— Data entries —
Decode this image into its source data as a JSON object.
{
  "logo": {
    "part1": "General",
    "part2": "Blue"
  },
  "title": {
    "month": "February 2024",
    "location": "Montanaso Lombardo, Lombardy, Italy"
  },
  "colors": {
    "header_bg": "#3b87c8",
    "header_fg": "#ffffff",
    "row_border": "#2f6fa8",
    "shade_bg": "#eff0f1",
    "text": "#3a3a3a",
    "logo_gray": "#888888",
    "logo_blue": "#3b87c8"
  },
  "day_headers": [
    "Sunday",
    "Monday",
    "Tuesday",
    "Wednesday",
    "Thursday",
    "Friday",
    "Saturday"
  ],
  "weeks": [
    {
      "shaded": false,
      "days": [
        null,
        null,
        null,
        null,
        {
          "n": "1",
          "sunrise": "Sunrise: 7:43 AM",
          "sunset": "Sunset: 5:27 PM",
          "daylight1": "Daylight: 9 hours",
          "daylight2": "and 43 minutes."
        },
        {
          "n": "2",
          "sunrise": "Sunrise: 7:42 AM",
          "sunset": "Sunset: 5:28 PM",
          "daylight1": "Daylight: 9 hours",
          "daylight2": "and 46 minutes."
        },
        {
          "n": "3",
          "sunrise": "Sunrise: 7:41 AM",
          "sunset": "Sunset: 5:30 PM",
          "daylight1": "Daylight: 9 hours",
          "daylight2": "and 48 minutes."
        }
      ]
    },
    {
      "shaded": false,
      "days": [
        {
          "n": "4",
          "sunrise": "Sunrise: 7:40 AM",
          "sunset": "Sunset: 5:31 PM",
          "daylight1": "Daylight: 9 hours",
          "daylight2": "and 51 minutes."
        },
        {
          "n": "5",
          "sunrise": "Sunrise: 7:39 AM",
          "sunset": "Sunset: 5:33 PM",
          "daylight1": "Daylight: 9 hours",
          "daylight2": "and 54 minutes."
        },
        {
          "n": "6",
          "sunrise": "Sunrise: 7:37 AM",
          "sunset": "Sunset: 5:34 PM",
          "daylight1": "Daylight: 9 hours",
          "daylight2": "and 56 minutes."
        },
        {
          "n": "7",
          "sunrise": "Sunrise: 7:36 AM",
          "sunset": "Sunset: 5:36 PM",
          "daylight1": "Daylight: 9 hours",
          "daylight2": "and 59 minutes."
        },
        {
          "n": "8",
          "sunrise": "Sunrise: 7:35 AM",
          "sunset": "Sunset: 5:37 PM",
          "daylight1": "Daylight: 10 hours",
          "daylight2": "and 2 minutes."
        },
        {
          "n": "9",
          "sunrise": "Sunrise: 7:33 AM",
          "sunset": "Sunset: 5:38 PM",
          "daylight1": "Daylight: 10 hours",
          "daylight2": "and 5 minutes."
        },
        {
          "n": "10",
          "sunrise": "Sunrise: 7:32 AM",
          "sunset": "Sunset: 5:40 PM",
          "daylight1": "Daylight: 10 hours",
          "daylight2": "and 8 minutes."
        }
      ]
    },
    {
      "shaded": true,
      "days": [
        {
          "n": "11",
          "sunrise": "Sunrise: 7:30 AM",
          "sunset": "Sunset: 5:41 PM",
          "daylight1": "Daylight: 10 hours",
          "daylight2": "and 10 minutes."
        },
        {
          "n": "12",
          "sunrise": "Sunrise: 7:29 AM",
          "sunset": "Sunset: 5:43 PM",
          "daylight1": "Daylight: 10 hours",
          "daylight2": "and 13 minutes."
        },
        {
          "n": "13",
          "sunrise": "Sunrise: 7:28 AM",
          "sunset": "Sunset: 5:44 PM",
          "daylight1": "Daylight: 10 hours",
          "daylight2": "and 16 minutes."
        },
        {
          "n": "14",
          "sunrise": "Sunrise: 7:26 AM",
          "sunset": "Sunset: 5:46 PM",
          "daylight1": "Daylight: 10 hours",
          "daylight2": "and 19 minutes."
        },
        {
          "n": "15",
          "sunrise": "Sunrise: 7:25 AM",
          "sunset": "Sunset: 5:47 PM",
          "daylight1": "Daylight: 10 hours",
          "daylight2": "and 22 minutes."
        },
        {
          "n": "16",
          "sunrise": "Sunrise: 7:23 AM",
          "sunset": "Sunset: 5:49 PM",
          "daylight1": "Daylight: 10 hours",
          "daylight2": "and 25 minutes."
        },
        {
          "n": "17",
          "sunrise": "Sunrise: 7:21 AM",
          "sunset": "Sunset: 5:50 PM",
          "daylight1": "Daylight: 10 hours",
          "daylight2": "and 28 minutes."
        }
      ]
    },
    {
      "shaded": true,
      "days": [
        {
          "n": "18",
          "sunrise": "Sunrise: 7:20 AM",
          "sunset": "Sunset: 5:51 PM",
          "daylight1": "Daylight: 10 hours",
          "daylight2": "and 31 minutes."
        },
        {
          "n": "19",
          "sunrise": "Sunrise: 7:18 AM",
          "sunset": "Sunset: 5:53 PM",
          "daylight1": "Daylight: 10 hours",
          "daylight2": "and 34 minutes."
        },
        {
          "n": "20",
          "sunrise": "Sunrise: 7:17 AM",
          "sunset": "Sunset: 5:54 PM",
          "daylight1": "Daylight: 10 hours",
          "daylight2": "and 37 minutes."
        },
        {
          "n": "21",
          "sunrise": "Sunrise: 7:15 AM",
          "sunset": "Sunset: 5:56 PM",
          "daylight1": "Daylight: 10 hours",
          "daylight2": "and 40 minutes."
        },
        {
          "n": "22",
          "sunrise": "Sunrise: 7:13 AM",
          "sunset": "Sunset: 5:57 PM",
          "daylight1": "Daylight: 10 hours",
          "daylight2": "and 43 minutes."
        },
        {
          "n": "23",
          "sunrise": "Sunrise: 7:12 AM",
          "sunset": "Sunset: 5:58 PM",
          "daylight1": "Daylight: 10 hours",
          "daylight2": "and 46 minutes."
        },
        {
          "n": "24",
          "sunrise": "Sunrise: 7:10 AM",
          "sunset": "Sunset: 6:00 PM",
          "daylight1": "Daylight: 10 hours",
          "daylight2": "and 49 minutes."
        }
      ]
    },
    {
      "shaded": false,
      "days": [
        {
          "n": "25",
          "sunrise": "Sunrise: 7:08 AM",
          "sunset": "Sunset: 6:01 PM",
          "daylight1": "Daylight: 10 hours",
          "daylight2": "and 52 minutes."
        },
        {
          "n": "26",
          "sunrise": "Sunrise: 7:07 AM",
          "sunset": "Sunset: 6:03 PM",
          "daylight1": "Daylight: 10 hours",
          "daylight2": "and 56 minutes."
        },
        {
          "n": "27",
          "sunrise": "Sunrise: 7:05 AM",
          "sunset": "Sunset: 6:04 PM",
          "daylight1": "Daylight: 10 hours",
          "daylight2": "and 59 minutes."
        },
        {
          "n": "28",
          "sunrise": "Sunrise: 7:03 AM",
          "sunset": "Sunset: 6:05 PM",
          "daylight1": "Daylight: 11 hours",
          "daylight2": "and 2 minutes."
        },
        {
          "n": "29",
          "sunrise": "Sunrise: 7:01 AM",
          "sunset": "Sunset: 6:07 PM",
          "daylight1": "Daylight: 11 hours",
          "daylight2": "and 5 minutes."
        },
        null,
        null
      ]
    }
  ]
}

— Problem description —
Reproduce each record exactly as it appears.

— Output for this exercise —
Decode this image into its source data as a JSON object.
{
  "logo": {
    "part1": "General",
    "part2": "Blue"
  },
  "title": {
    "month": "February 2024",
    "location": "Montanaso Lombardo, Lombardy, Italy"
  },
  "colors": {
    "header_bg": "#3b87c8",
    "header_fg": "#ffffff",
    "row_border": "#2f6fa8",
    "shade_bg": "#eff0f1",
    "text": "#3a3a3a",
    "logo_gray": "#888888",
    "logo_blue": "#3b87c8"
  },
  "day_headers": [
    "Sunday",
    "Monday",
    "Tuesday",
    "Wednesday",
    "Thursday",
    "Friday",
    "Saturday"
  ],
  "weeks": [
    {
      "shaded": false,
      "days": [
        null,
        null,
        null,
        null,
        {
          "n": "1",
          "sunrise": "Sunrise: 7:43 AM",
          "sunset": "Sunset: 5:27 PM",
          "daylight1": "Daylight: 9 hours",
          "daylight2": "and 43 minutes."
        },
        {
          "n": "2",
          "sunrise": "Sunrise: 7:42 AM",
          "sunset": "Sunset: 5:28 PM",
          "daylight1": "Daylight: 9 hours",
          "daylight2": "and 46 minutes."
        },
        {
          "n": "3",
          "sunrise": "Sunrise: 7:41 AM",
          "sunset": "Sunset: 5:30 PM",
          "daylight1": "Daylight: 9 hours",
          "daylight2": "and 48 minutes."
        }
      ]
    },
    {
      "shaded": false,
      "days": [
        {
          "n": "4",
          "sunrise": "Sunrise: 7:40 AM",
          "sunset": "Sunset: 5:31 PM",
          "daylight1": "Daylight: 9 hours",
          "daylight2": "and 51 minutes."
        },
        {
          "n": "5",
          "sunrise": "Sunrise: 7:39 AM",
          "sunset": "Sunset: 5:33 PM",
          "daylight1": "Daylight: 9 hours",
          "daylight2": "and 54 minutes."
        },
        {
          "n": "6",
          "sunrise": "Sunrise: 7:37 AM",
          "sunset": "Sunset: 5:34 PM",
          "daylight1": "Daylight: 9 hours",
          "daylight2": "and 56 minutes."
        },
        {
          "n": "7",
          "sunrise": "Sunrise: 7:36 AM",
          "sunset": "Sunset: 5:36 PM",
          "daylight1": "Daylight: 9 hours",
          "daylight2": "and 59 minutes."
        },
        {
          "n": "8",
          "sunrise": "Sunrise: 7:35 AM",
          "sunset": "Sunset: 5:37 PM",
          "daylight1": "Daylight: 10 hours",
          "daylight2": "and 2 minutes."
        },
        {
          "n": "9",
          "sunrise": "Sunrise: 7:33 AM",
          "sunset": "Sunset: 5:38 PM",
          "daylight1": "Daylight: 10 hours",
          "daylight2": "and 5 minutes."
        },
        {
          "n": "10",
          "sunrise": "Sunrise: 7:32 AM",
          "sunset": "Sunset: 5:40 PM",
          "daylight1": "Daylight: 10 hours",
          "daylight2": "and 8 minutes."
        }
      ]
    },
    {
      "shaded": true,
      "days": [
        {
          "n": "11",
          "sunrise": "Sunrise: 7:30 AM",
          "sunset": "Sunset: 5:41 PM",
          "daylight1": "Daylight: 10 hours",
          "daylight2": "and 10 minutes."
        },
        {
          "n": "12",
          "sunrise": "Sunrise: 7:29 AM",
          "sunset": "Sunset: 5:43 PM",
          "daylight1": "Daylight: 10 hours",
          "daylight2": "and 13 minutes."
        },
        {
          "n": "13",
          "sunrise": "Sunrise: 7:28 AM",
          "sunset": "Sunset: 5:44 PM",
          "daylight1": "Daylight: 10 hours",
          "daylight2": "and 16 minutes."
        },
        {
          "n": "14",
          "sunrise": "Sunrise: 7:26 AM",
          "sunset": "Sunset: 5:46 PM",
          "daylight1": "Daylight: 10 hours",
          "daylight2": "and 19 minutes."
        },
        {
          "n": "15",
          "sunrise": "Sunrise: 7:25 AM",
          "sunset": "Sunset: 5:47 PM",
          "daylight1": "Daylight: 10 hours",
          "daylight2": "and 22 minutes."
        },
        {
          "n": "16",
          "sunrise": "Sunrise: 7:23 AM",
          "sunset": "Sunset: 5:49 PM",
          "daylight1": "Daylight: 10 hours",
          "daylight2": "and 25 minutes."
        },
        {
          "n": "17",
          "sunrise": "Sunrise: 7:21 AM",
          "sunset": "Sunset: 5:50 PM",
          "daylight1": "Daylight: 10 hours",
          "daylight2": "and 28 minutes."
        }
      ]
    },
    {
      "shaded": true,
      "days": [
        {
          "n": "18",
          "sunrise": "Sunrise: 7:20 AM",
          "sunset": "Sunset: 5:51 PM",
          "daylight1": "Daylight: 10 hours",
          "daylight2": "and 31 minutes."
        },
        {
          "n": "19",
          "sunrise": "Sunrise: 7:18 AM",
          "sunset": "Sunset: 5:53 PM",
          "daylight1": "Daylight: 10 hours",
          "daylight2": "and 34 minutes."
        },
        {
          "n": "20",
          "sunrise": "Sunrise: 7:17 AM",
          "sunset": "Sunset: 5:54 PM",
          "daylight1": "Daylight: 10 hours",
          "daylight2": "and 37 minutes."
        },
        {
          "n": "21",
          "sunrise": "Sunrise: 7:15 AM",
          "sunset": "Sunset: 5:56 PM",
          "daylight1": "Daylight: 10 hours",
          "daylight2": "and 40 minutes."
        },
        {
          "n": "22",
          "sunrise": "Sunrise: 7:13 AM",
          "sunset": "Sunset: 5:57 PM",
          "daylight1": "Daylight: 10 hours",
          "daylight2": "and 43 minutes."
        },
        {
          "n": "23",
          "sunrise": "Sunrise: 7:12 AM",
          "sunset": "Sunset: 5:58 PM",
          "daylight1": "Daylight: 10 hours",
          "daylight2": "and 46 minutes."
        },
        {
          "n": "24",
          "sunrise": "Sunrise: 7:10 AM",
          "sunset": "Sunset: 6:00 PM",
          "daylight1": "Daylight: 10 hours",
          "daylight2": "and 49 minutes."
        }
      ]
    },
    {
      "shaded": false,
      "days": [
        {
          "n": "25",
          "sunrise": "Sunrise: 7:08 AM",
          "sunset": "Sunset: 6:01 PM",
          "daylight1": "Daylight: 10 hours",
          "daylight2": "and 52 minutes."
        },
        {
          "n": "26",
          "sunrise": "Sunrise: 7:07 AM",
          "sunset": "Sunset: 6:03 PM",
          "daylight1": "Daylight: 10 hours",
          "daylight2": "and 56 minutes."
        },
        {
          "n": "27",
          "sunrise": "Sunrise: 7:05 AM",
          "sunset": "Sunset: 6:04 PM",
          "daylight1": "Daylight: 10 hours",
          "daylight2": "and 59 minutes."
        },
        {
          "n": "28",
          "sunrise": "Sunrise: 7:03 AM",
          "sunset": "Sunset: 6:05 PM",
          "daylight1": "Daylight: 11 hours",
          "daylight2": "and 2 minutes."
        },
        {
          "n": "29",
          "sunrise": "Sunrise: 7:01 AM",
          "sunset": "Sunset: 6:07 PM",
          "daylight1": "Daylight: 11 hours",
          "daylight2": "and 5 minutes."
        },
        null,
        null
      ]
    }
  ]
}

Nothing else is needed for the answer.